→ Условие задания:
Продублируйте без изменений отрезок перечня от строки с «paragraph-lead: （二）缺龙头企业带动。 <box>128» до строки с «paragraph-leading-enterprises <box>88 993» включительно.

→ Перечень:
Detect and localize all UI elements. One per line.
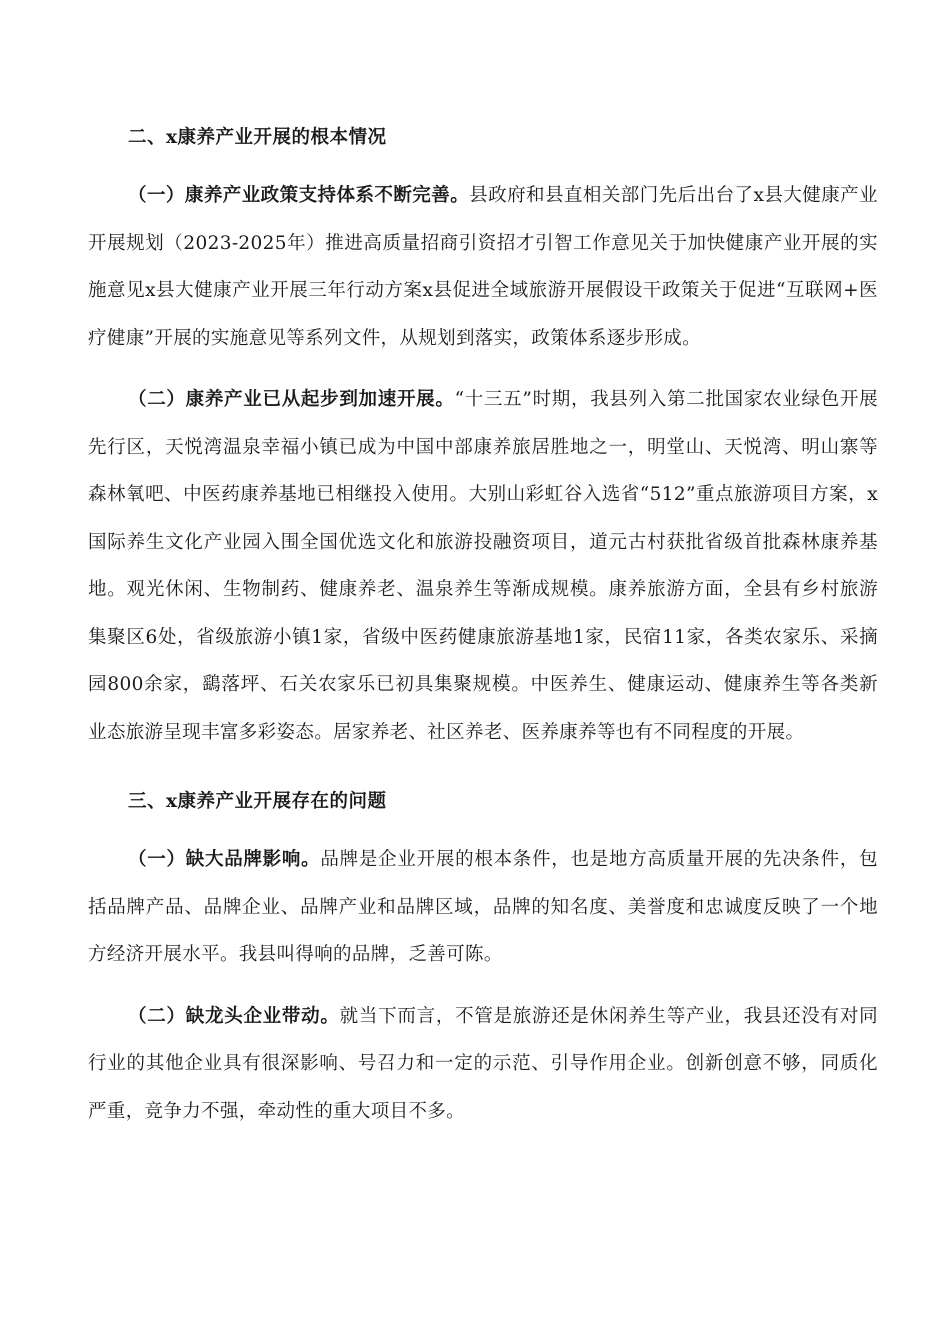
paragraph-lead: （二）缺龙头企业带动。 <box>128 1005 340 1027</box>
paragraph-body: “十三五”时期，我县列入第二批国家农业绿色开展先行区，天悦湾温泉幸福小镇已成为中国中部康养旅居胜地之一，明堂山、天悦湾、明山寨等森林氧吧、中医药康养基地已相继投入使用。大别山彩虹谷入选省“512”重点旅游项目方案，x国际养生文化产业园入围全国优选文化和旅游投融资项目，道元古村获批省级首批森林康养基地。观光休闲、生物制药、健康养老、温泉养生等渐成规模。康养旅游方面，全县有乡村旅游集聚区6处，省级旅游小镇1家，省级中医药健康旅游基地1家，民宿11家，各类农家乐、采摘园800余家，鷂落坪、石关农家乐已初具集聚规模。中医养生、健康运动、健康养生等各类新业态旅游呈现丰富多彩姿态。居家养老、社区养老、医养康养等也有不同程度的开展。 <box>88 389 879 743</box>
spacer <box>88 362 878 376</box>
document-page <box>88 118 878 1135</box>
spacer <box>88 979 878 993</box>
spacer <box>88 822 878 836</box>
spacer <box>88 158 878 172</box>
paragraph-body: 品牌是企业开展的根本条件，也是地方高质量开展的先决条件，包括品牌产品、品牌企业、品牌产业和品牌区域，品牌的知名度、美誉度和忠诚度反映了一个地方经济开展水平。我县叫得响的品牌，乏善可陈。 <box>88 849 878 965</box>
paragraph-policy-support <box>88 172 878 362</box>
spacer <box>88 756 878 782</box>
section-heading-2: 二、x康养产业开展的根本情况 <box>128 127 387 148</box>
paragraph-lead: （一）康养产业政策支持体系不断完善。 <box>128 185 470 206</box>
paragraph-leading-enterprises <box>88 993 878 1136</box>
section-heading-3: 三、x康养产业开展存在的问题 <box>128 791 387 812</box>
paragraph-body: 就当下而言，不管是旅游还是休闲养生等产业，我县还没有对同行业的其他企业具有很深影响、号召力和一定的示范、引导作用企业。创新创意不够，同质化严重，竞争力不强，牵动性的重大项目不多。 <box>88 1005 878 1122</box>
paragraph-lead: （二）康养产业已从起步到加速开展。 <box>128 389 455 410</box>
paragraph-lead: （一）缺大品牌影响。 <box>128 849 321 870</box>
paragraph-body: 县政府和县直相关部门先后出台了x县大健康产业开展规划（2023-2025年）推进高质量招商引资招才引智工作意见关于加快健康产业开展的实施意见x县大健康产业开展三年行动方案x县促进全域旅游开展假设干政策关于促进“互联网+医疗健康”开展的实施意见等系列文件，从规划到落实，政策体系逐步形成。 <box>88 185 878 349</box>
paragraph-brand-influence <box>88 836 878 979</box>
paragraph-accelerated-development <box>88 376 878 756</box>
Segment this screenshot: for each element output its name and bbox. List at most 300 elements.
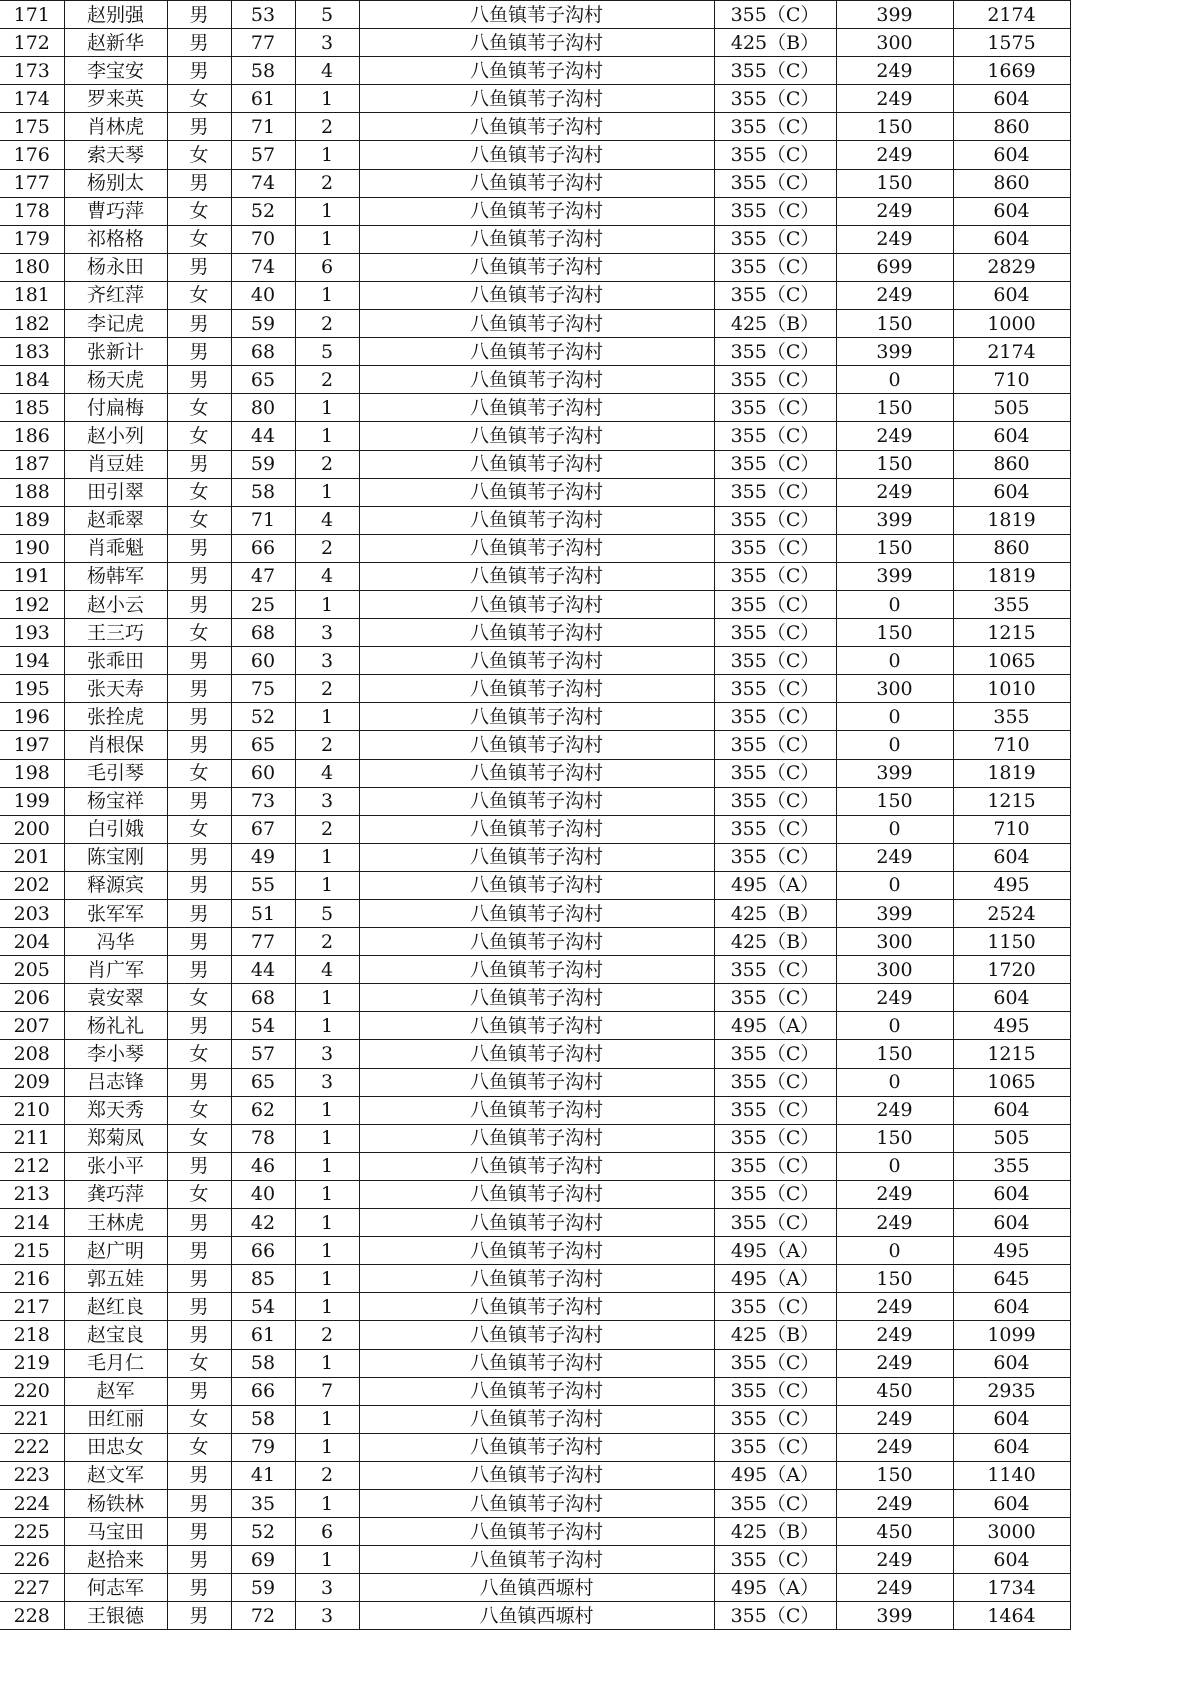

→ Полный ответ:
paragraph-lead: （二）缺龙头企业带动。 <box>128 1005 340 1027</box>
paragraph-body: “十三五”时期，我县列入第二批国家农业绿色开展先行区，天悦湾温泉幸福小镇已成为中国中部康养旅居胜地之一，明堂山、天悦湾、明山寨等森林氧吧、中医药康养基地已相继投入使用。大别山彩虹谷入选省“512”重点旅游项目方案，x国际养生文化产业园入围全国优选文化和旅游投融资项目，道元古村获批省级首批森林康养基地。观光休闲、生物制药、健康养老、温泉养生等渐成规模。康养旅游方面，全县有乡村旅游集聚区6处，省级旅游小镇1家，省级中医药健康旅游基地1家，民宿11家，各类农家乐、采摘园800余家，鷂落坪、石关农家乐已初具集聚规模。中医养生、健康运动、健康养生等各类新业态旅游呈现丰富多彩姿态。居家养老、社区养老、医养康养等也有不同程度的开展。 <box>88 389 879 743</box>
spacer <box>88 362 878 376</box>
document-page <box>88 118 878 1135</box>
spacer <box>88 979 878 993</box>
spacer <box>88 822 878 836</box>
spacer <box>88 158 878 172</box>
paragraph-body: 品牌是企业开展的根本条件，也是地方高质量开展的先决条件，包括品牌产品、品牌企业、品牌产业和品牌区域，品牌的知名度、美誉度和忠诚度反映了一个地方经济开展水平。我县叫得响的品牌，乏善可陈。 <box>88 849 878 965</box>
paragraph-policy-support <box>88 172 878 362</box>
spacer <box>88 756 878 782</box>
section-heading-2: 二、x康养产业开展的根本情况 <box>128 127 387 148</box>
paragraph-lead: （一）康养产业政策支持体系不断完善。 <box>128 185 470 206</box>
paragraph-leading-enterprises <box>88 993 878 1136</box>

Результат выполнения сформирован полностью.